To do | Identify every line in the records below that contains the word "this", and copy each of those lines.
####
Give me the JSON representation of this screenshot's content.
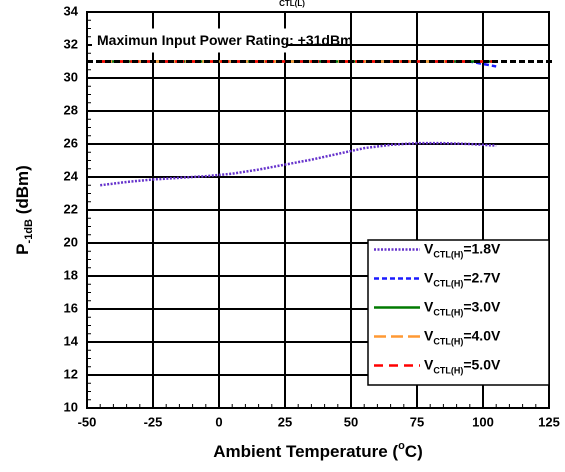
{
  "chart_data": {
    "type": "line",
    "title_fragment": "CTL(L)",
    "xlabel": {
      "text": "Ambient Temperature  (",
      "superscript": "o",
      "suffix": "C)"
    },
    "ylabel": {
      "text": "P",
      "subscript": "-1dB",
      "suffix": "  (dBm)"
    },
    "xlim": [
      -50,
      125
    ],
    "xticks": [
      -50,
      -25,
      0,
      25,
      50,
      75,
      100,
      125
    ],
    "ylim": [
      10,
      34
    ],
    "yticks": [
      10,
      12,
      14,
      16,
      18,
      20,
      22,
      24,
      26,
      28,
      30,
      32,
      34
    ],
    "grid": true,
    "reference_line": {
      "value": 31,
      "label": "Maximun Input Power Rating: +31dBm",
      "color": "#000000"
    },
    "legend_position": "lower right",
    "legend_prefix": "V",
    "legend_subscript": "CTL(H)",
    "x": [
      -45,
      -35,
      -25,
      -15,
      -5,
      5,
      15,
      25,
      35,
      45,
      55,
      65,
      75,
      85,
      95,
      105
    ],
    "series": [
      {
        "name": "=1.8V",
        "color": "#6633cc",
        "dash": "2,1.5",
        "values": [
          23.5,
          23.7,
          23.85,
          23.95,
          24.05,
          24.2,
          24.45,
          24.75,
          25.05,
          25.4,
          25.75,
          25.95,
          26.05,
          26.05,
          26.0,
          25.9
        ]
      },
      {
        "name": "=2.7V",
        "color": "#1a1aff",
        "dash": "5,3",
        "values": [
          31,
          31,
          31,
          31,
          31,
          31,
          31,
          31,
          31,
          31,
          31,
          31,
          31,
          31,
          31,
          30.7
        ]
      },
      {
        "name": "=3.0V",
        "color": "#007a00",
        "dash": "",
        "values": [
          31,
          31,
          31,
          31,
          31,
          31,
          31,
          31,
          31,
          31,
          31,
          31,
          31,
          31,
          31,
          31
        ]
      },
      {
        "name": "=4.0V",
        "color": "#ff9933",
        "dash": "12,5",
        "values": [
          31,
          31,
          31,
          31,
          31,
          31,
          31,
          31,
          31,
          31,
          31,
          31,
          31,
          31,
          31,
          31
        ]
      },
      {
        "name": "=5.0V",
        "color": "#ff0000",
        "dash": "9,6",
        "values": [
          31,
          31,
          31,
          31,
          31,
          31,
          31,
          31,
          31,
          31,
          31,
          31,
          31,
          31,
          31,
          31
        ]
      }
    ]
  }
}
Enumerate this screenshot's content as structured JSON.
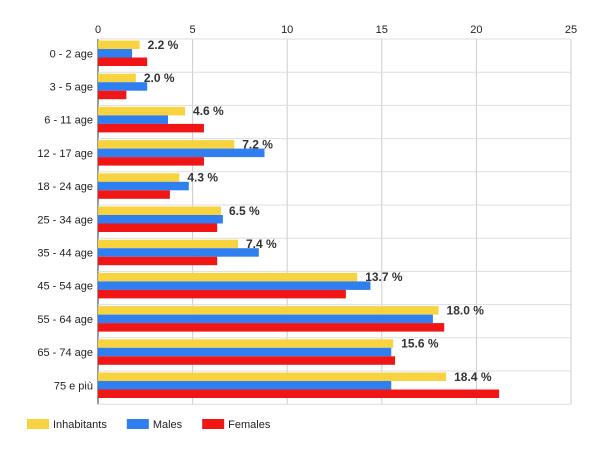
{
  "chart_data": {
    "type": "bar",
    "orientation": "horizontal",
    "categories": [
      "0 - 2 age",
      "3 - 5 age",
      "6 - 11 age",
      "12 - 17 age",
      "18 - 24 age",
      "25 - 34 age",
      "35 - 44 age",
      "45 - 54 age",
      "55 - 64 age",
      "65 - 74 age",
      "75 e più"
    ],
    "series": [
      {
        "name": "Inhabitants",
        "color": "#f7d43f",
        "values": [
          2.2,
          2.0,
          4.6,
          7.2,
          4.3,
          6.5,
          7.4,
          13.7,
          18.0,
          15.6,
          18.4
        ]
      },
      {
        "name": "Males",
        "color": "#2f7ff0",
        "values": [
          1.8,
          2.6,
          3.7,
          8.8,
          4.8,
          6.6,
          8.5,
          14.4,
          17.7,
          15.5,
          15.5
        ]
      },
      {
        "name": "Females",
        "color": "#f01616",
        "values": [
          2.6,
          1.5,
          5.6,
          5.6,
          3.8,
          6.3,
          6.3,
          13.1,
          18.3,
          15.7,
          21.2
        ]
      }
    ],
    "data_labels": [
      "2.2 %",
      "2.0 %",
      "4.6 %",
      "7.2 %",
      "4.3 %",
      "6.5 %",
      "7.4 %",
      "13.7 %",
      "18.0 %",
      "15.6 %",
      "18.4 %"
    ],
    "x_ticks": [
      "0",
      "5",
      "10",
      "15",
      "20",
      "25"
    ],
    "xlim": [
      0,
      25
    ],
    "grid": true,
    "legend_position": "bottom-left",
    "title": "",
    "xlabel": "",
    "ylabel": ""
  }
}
####
Written reply |
Give me the JSON representation of this screenshot's content.
Enumerate this screenshot's content as structured JSON.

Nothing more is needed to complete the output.